[Some records]
=====
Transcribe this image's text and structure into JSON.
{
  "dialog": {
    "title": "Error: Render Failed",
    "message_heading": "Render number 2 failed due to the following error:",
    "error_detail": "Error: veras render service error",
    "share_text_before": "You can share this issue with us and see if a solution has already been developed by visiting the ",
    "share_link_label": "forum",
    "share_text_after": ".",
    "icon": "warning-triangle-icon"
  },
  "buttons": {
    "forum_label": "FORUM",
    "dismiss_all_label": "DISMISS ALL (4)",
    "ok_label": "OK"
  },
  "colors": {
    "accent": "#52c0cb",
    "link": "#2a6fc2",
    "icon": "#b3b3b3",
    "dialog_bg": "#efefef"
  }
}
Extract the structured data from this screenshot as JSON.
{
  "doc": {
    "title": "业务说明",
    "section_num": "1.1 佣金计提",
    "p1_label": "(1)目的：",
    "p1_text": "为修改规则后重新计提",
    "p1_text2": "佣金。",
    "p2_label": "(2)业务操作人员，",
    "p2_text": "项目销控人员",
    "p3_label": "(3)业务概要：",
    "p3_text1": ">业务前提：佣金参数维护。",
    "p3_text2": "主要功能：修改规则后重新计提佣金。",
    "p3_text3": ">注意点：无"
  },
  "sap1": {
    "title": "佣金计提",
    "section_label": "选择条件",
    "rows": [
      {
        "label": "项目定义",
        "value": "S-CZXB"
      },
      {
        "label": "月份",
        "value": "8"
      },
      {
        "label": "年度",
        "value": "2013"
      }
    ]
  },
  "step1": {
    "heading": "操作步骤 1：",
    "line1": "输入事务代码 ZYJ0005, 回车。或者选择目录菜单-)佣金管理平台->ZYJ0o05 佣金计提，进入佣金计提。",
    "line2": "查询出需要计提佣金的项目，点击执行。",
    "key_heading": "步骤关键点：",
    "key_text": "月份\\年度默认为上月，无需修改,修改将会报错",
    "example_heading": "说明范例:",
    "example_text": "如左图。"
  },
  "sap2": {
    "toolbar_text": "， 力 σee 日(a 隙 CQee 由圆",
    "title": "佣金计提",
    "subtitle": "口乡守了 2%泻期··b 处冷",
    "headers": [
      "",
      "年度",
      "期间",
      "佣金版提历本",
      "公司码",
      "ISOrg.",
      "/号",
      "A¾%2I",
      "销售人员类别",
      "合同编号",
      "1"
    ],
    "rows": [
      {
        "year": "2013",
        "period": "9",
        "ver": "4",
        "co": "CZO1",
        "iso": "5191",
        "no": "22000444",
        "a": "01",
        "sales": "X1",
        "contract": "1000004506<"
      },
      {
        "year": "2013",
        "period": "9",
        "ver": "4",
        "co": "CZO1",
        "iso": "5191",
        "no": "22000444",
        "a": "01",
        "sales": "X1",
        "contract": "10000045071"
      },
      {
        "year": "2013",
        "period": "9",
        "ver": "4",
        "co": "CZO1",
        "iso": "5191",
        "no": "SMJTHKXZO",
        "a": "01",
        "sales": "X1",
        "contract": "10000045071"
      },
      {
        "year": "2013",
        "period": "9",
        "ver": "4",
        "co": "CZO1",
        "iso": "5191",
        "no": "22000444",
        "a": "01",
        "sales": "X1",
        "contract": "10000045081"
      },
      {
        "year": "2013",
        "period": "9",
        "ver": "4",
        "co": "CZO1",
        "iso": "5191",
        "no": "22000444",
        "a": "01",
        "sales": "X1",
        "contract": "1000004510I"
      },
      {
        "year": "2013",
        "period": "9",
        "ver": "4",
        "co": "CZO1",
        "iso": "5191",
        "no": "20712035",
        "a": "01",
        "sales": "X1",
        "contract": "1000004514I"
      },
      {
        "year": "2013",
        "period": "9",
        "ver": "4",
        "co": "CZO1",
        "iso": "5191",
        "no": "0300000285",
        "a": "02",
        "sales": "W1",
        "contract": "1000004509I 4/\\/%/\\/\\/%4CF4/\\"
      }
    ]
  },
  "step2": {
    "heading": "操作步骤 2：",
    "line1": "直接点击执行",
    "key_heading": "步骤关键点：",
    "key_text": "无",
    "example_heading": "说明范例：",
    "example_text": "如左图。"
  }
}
=====
▶ _Your objective_
Check each line of the records above for "contract", and copy those that have it.

▶ _Finished exercise_
        "contract": "1000004506<"
        "contract": "10000045071"
        "contract": "10000045071"
        "contract": "10000045081"
        "contract": "1000004510I"
        "contract": "1000004514I"
        "contract": "1000004509I 4/\\/%/\\/\\/%4CF4/\\"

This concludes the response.